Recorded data
###

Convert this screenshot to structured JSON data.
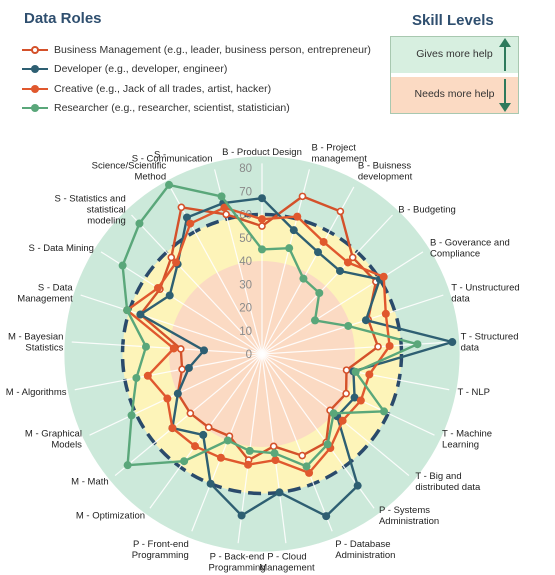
{
  "legend_title": "Data Roles",
  "skill_levels": {
    "title": "Skill Levels",
    "more_help": "Gives more help",
    "less_help": "Needs more help"
  },
  "colors": {
    "background_ring": "#cce9da",
    "inner_ring": "#fdf4b9",
    "center": "#fbdac3",
    "dash": "#2a4a6b",
    "arrow": "#2e7a5c"
  },
  "chart_data": {
    "type": "radar",
    "rlim": [
      0,
      80
    ],
    "rticks": [
      0,
      10,
      20,
      30,
      40,
      50,
      60,
      70,
      80
    ],
    "dashed_reference": 60,
    "background_bands": [
      {
        "from": 0,
        "to": 40,
        "color": "#fbdac3"
      },
      {
        "from": 40,
        "to": 60,
        "color": "#fdf4b9"
      },
      {
        "from": 60,
        "to": 85,
        "color": "#cce9da"
      }
    ],
    "categories": [
      "B - Product Design",
      "B - Project management",
      "B - Buisness development",
      "B - Budgeting",
      "B - Goverance and Compliance",
      "T - Unstructured data",
      "T - Structured data",
      "T - NLP",
      "T - Machine Learning",
      "T - Big and distributed data",
      "P - Systems Administration",
      "P - Database Administration",
      "P - Cloud Management",
      "P - Back-end Programming",
      "P - Front-end Programming",
      "M - Optimization",
      "M - Math",
      "M - Graphical Models",
      "M - Algorithms",
      "M - Bayesian Statistics",
      "S - Data Management",
      "S - Data Mining",
      "S - Statistics and statistical modeling",
      "S - Science/Scientific Method",
      "S - Communication"
    ],
    "series": [
      {
        "name": "Business Management (e.g., leader, business person, entrepreneur)",
        "color": "#d4512a",
        "marker": "open",
        "values": [
          55,
          70,
          70,
          57,
          58,
          48,
          50,
          37,
          40,
          38,
          47,
          47,
          40,
          46,
          38,
          39,
          40,
          40,
          35,
          35,
          55,
          52,
          57,
          72,
          62
        ]
      },
      {
        "name": "Developer (e.g., developer, engineer)",
        "color": "#2e5f72",
        "marker": "filled",
        "values": [
          67,
          55,
          50,
          49,
          60,
          47,
          82,
          40,
          44,
          42,
          70,
          75,
          60,
          70,
          60,
          43,
          50,
          40,
          32,
          25,
          55,
          47,
          53,
          67,
          67
        ]
      },
      {
        "name": "Creative (e.g., Jack of all trades, artist, hacker)",
        "color": "#e0582e",
        "marker": "filled",
        "values": [
          58,
          61,
          55,
          54,
          62,
          56,
          55,
          47,
          47,
          45,
          50,
          55,
          46,
          48,
          48,
          49,
          50,
          45,
          50,
          38,
          61,
          53,
          54,
          64,
          65
        ]
      },
      {
        "name": "Researcher (e.g., researcher, scientist, statistician)",
        "color": "#5aa77a",
        "marker": "filled",
        "values": [
          45,
          47,
          37,
          36,
          27,
          39,
          67,
          41,
          58,
          40,
          48,
          52,
          43,
          42,
          40,
          57,
          75,
          62,
          55,
          50,
          61,
          71,
          77,
          83,
          70
        ]
      }
    ]
  }
}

###

Given exercise
Identify the lines above that contain the word "name", then copy them.

Complete response
        "name": "Business Management (e.g., leader, business person, entrepreneur)",
        "name": "Developer (e.g., developer, engineer)",
        "name": "Creative (e.g., Jack of all trades, artist, hacker)",
        "name": "Researcher (e.g., researcher, scientist, statistician)",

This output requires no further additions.